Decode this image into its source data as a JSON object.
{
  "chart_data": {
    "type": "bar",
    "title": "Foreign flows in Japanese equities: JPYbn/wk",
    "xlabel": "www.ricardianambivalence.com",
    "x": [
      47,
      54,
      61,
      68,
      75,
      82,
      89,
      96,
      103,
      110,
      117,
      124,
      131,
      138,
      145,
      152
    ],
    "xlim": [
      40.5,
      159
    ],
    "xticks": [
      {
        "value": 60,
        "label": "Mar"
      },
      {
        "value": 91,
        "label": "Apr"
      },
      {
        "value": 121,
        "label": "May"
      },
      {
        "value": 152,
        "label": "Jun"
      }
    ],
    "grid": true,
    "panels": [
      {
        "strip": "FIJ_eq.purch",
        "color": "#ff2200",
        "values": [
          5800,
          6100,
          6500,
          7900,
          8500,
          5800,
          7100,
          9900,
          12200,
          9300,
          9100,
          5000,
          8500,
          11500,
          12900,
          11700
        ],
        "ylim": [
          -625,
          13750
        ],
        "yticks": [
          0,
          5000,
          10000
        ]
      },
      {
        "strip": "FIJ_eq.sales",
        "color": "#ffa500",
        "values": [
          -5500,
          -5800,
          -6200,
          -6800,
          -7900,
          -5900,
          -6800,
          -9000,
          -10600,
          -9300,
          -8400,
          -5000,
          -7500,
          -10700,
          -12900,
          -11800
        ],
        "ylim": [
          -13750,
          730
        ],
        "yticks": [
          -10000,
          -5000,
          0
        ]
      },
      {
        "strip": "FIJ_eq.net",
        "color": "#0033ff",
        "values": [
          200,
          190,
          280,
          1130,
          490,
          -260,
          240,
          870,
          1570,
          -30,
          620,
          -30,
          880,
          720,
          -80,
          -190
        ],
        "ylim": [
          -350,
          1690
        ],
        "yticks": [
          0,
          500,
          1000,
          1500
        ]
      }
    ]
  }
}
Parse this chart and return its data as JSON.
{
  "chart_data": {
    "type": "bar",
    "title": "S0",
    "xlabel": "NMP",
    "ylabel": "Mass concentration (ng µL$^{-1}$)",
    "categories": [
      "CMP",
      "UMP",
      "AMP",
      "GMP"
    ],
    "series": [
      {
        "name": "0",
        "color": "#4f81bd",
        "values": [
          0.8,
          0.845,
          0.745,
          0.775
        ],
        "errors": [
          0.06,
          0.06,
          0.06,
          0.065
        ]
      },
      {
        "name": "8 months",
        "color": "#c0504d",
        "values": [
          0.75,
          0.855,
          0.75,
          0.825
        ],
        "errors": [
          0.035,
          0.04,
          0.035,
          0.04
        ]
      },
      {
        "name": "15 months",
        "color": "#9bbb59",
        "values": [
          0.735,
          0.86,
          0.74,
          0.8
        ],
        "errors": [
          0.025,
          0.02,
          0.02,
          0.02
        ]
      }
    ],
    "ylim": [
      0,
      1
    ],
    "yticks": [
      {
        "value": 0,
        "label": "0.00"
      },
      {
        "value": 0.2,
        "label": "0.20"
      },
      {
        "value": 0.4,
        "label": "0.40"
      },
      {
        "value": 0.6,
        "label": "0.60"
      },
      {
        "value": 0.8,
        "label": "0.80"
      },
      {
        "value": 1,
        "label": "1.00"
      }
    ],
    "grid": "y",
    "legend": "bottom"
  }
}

SET EXERCISE: Repeat the line that contains "Parse this chart and return its data as JSON.", then every line after it until the records end, with nothing added.

EXERCISE RESULT:
Parse this chart and return its data as JSON.
{
  "chart_data": {
    "type": "bar",
    "title": "S0",
    "xlabel": "NMP",
    "ylabel": "Mass concentration (ng µL$^{-1}$)",
    "categories": [
      "CMP",
      "UMP",
      "AMP",
      "GMP"
    ],
    "series": [
      {
        "name": "0",
        "color": "#4f81bd",
        "values": [
          0.8,
          0.845,
          0.745,
          0.775
        ],
        "errors": [
          0.06,
          0.06,
          0.06,
          0.065
        ]
      },
      {
        "name": "8 months",
        "color": "#c0504d",
        "values": [
          0.75,
          0.855,
          0.75,
          0.825
        ],
        "errors": [
          0.035,
          0.04,
          0.035,
          0.04
        ]
      },
      {
        "name": "15 months",
        "color": "#9bbb59",
        "values": [
          0.735,
          0.86,
          0.74,
          0.8
        ],
        "errors": [
          0.025,
          0.02,
          0.02,
          0.02
        ]
      }
    ],
    "ylim": [
      0,
      1
    ],
    "yticks": [
      {
        "value": 0,
        "label": "0.00"
      },
      {
        "value": 0.2,
        "label": "0.20"
      },
      {
        "value": 0.4,
        "label": "0.40"
      },
      {
        "value": 0.6,
        "label": "0.60"
      },
      {
        "value": 0.8,
        "label": "0.80"
      },
      {
        "value": 1,
        "label": "1.00"
      }
    ],
    "grid": "y",
    "legend": "bottom"
  }
}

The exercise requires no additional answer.